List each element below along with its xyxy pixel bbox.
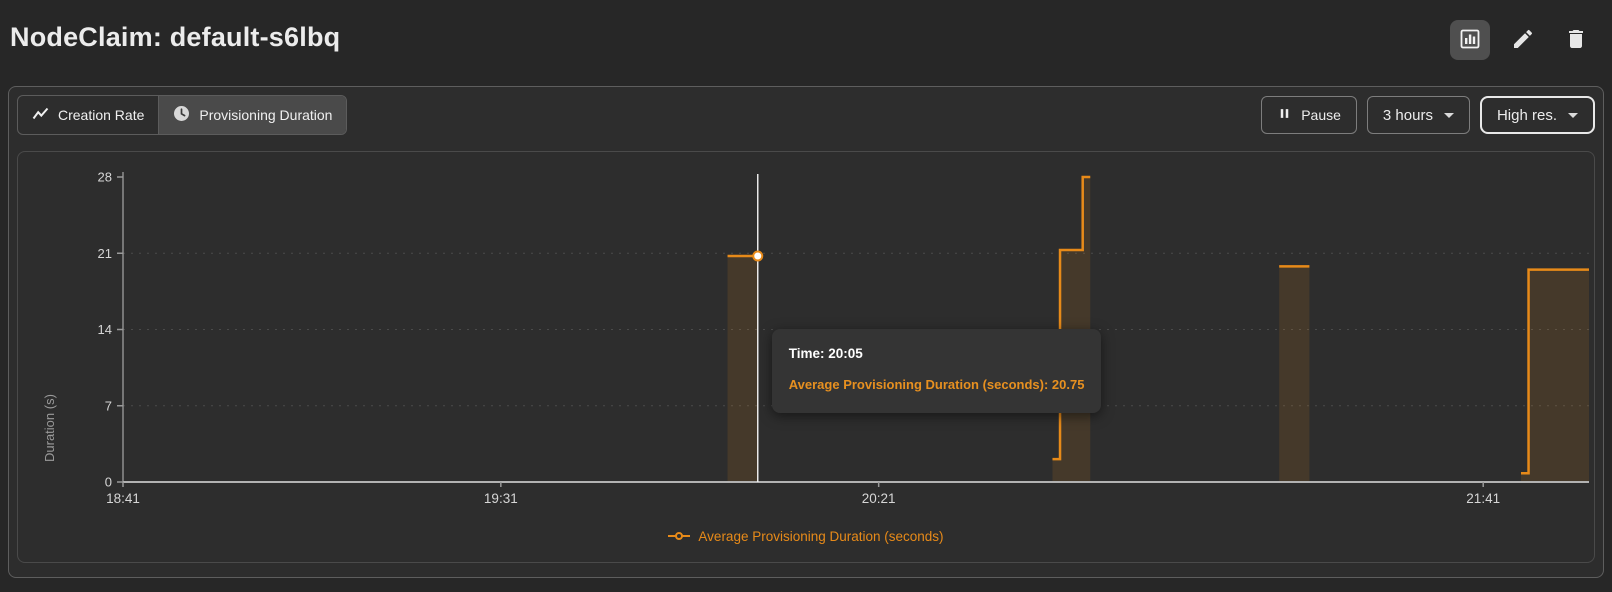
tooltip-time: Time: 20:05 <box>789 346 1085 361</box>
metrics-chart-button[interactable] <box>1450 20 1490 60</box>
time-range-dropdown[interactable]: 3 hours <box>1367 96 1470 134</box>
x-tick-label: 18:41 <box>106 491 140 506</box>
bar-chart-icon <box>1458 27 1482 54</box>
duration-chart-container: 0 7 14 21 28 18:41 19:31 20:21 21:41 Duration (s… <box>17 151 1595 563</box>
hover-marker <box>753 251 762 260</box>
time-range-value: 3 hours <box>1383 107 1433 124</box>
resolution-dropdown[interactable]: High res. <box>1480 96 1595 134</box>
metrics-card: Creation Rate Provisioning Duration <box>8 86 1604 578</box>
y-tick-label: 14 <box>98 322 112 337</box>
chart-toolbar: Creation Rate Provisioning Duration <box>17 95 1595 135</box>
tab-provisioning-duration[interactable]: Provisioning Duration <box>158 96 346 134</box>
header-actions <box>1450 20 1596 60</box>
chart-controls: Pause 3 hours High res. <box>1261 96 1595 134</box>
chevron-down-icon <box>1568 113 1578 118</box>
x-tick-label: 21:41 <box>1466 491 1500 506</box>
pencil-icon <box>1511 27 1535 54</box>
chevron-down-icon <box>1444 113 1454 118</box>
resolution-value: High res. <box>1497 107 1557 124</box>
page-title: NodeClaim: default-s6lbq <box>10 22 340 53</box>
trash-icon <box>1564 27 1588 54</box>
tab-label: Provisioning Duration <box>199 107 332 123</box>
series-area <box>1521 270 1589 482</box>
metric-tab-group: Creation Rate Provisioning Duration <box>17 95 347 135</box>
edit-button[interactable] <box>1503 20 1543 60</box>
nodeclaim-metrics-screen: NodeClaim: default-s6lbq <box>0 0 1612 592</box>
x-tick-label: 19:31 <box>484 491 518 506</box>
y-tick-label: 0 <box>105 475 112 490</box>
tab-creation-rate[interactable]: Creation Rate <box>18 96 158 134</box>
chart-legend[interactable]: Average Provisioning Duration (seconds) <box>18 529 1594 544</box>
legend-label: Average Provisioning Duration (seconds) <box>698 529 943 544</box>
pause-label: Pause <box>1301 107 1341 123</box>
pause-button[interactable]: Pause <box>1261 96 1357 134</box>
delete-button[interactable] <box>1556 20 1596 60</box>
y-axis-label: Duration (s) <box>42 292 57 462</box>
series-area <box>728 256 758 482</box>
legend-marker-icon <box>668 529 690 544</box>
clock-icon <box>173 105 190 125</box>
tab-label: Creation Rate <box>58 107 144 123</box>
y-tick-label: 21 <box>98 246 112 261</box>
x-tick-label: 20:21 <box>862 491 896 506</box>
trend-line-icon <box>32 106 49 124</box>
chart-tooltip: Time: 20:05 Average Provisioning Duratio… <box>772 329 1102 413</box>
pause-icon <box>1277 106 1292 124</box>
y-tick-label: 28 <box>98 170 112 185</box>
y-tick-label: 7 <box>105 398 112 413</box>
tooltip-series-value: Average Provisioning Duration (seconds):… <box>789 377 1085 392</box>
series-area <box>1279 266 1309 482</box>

****************

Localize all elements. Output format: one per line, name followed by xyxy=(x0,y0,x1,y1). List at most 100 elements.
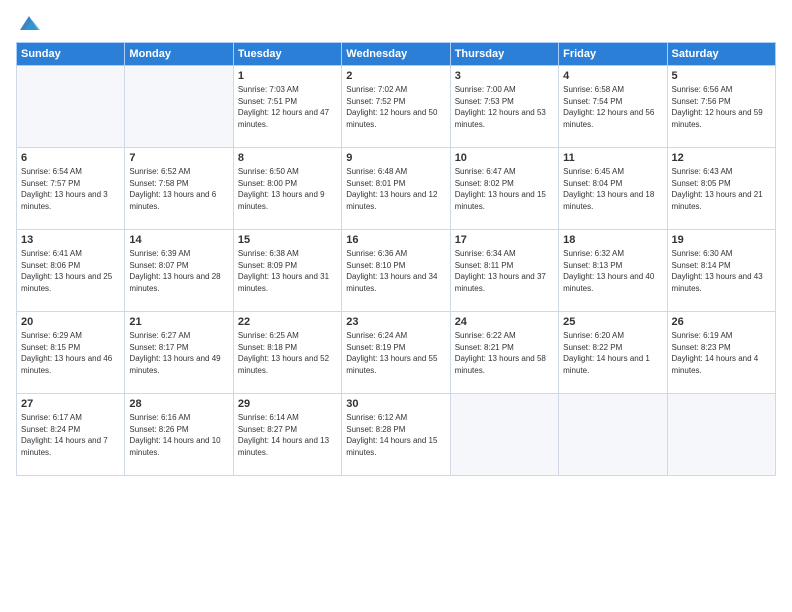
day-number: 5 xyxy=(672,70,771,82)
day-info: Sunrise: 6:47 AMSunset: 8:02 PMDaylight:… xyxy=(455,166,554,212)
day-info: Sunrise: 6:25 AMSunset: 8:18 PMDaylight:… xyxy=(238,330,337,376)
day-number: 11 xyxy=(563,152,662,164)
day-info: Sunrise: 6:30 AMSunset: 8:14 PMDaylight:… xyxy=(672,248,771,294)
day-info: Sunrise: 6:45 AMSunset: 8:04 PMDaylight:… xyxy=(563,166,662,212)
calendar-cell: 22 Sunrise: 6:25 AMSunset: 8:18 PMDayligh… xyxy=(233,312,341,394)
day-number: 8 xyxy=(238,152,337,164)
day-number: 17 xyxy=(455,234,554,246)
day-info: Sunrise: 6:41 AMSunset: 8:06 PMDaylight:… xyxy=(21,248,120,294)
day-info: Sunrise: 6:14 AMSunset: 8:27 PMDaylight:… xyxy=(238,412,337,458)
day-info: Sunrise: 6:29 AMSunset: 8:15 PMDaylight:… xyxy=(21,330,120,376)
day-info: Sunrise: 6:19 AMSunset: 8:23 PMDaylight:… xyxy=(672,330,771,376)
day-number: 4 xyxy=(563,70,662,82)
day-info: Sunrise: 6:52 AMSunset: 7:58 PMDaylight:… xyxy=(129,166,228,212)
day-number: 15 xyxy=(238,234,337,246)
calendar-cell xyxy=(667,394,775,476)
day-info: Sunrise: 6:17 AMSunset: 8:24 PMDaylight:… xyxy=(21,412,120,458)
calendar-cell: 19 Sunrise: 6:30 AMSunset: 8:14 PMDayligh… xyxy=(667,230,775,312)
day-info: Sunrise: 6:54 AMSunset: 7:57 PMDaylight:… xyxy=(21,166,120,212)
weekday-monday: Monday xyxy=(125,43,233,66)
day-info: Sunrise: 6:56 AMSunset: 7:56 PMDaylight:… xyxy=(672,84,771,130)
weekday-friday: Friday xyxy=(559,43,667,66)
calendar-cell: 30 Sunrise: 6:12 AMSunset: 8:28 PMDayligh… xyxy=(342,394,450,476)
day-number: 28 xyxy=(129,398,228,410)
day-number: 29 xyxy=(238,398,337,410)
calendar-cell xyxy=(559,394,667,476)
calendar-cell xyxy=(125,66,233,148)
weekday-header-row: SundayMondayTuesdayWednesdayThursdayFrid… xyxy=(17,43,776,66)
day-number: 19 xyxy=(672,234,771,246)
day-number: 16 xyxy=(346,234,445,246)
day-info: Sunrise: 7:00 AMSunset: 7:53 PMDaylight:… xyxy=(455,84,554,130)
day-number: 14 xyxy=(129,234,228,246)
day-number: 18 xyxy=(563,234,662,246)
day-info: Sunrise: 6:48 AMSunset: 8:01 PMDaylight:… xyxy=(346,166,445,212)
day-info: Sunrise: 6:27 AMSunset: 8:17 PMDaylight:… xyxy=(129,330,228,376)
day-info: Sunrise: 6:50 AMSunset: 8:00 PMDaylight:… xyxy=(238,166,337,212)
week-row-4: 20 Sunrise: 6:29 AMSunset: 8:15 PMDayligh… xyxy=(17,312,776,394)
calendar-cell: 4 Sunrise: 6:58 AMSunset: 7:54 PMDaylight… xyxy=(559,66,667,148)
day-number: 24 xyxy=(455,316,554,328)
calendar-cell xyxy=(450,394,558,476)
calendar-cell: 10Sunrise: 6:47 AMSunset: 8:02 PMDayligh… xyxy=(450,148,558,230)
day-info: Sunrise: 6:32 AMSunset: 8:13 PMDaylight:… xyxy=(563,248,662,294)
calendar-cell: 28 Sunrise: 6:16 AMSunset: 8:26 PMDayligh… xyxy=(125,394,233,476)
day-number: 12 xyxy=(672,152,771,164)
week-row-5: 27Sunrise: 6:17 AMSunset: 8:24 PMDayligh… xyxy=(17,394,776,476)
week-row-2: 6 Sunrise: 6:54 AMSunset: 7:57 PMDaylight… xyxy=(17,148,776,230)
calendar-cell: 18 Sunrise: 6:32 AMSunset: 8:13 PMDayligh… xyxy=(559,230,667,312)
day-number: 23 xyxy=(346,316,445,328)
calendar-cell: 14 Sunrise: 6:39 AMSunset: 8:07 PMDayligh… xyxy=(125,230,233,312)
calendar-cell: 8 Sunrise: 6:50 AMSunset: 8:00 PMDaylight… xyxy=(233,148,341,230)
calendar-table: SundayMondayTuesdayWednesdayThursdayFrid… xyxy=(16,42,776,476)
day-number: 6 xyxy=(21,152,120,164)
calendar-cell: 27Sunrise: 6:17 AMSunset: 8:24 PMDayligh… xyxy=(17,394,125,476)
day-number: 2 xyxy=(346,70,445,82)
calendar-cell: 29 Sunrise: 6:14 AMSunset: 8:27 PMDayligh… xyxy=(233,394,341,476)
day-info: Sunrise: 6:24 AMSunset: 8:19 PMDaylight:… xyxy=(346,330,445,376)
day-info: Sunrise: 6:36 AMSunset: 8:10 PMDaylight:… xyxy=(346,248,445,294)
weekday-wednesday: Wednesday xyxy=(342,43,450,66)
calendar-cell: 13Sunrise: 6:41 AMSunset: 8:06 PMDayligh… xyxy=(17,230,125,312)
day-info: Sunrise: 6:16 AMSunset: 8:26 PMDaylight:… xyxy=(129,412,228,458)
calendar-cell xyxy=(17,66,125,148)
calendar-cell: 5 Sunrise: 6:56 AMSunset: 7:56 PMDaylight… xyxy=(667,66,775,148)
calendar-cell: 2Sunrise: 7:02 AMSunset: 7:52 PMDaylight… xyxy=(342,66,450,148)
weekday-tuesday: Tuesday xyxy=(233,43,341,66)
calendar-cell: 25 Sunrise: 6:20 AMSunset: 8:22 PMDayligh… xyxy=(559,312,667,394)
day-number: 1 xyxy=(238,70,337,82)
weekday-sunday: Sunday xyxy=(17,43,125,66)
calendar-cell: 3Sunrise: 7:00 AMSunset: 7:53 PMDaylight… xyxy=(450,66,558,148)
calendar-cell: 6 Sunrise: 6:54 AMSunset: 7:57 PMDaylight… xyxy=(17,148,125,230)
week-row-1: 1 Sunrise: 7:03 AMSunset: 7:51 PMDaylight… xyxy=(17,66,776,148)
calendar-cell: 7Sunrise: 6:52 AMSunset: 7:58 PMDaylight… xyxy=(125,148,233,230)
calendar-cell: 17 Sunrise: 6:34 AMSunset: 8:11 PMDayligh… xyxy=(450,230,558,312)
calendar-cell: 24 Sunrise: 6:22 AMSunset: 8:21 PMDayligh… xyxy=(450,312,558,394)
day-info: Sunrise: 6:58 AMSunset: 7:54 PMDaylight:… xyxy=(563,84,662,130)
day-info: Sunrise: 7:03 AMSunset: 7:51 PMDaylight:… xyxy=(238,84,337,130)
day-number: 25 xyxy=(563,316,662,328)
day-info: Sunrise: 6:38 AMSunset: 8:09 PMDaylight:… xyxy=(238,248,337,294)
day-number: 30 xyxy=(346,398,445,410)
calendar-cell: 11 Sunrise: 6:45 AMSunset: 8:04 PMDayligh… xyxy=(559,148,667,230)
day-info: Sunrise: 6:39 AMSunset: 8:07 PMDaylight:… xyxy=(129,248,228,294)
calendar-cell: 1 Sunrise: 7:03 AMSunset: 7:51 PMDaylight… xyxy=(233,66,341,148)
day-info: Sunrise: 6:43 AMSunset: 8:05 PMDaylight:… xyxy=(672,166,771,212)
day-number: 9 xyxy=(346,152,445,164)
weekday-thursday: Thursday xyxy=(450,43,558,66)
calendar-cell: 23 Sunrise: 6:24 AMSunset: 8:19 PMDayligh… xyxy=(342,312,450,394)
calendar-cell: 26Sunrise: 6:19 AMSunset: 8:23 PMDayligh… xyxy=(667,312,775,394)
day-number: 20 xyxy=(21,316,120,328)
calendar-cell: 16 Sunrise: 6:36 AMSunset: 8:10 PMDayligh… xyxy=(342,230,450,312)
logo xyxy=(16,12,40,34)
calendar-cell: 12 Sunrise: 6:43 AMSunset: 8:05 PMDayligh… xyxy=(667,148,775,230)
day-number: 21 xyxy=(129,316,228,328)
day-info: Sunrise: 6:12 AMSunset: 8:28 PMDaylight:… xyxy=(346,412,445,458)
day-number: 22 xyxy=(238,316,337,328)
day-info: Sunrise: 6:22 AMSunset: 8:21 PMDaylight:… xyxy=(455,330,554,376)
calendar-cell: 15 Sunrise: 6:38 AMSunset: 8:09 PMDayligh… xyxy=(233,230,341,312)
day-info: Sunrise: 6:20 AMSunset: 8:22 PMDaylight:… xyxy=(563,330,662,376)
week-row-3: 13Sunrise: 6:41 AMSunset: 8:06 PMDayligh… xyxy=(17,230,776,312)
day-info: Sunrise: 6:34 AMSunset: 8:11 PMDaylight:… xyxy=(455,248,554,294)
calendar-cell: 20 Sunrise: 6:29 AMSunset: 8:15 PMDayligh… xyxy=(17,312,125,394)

****************

• _Work required_:
Return every line of the records that contains the string "NodeClaim", matching case exactly.

• _Response below_:
page-title: NodeClaim: default-s6lbq <box>10 22 340 53</box>
nodeclaim-metrics-screen: NodeClaim: default-s6lbq <box>0 0 1612 592</box>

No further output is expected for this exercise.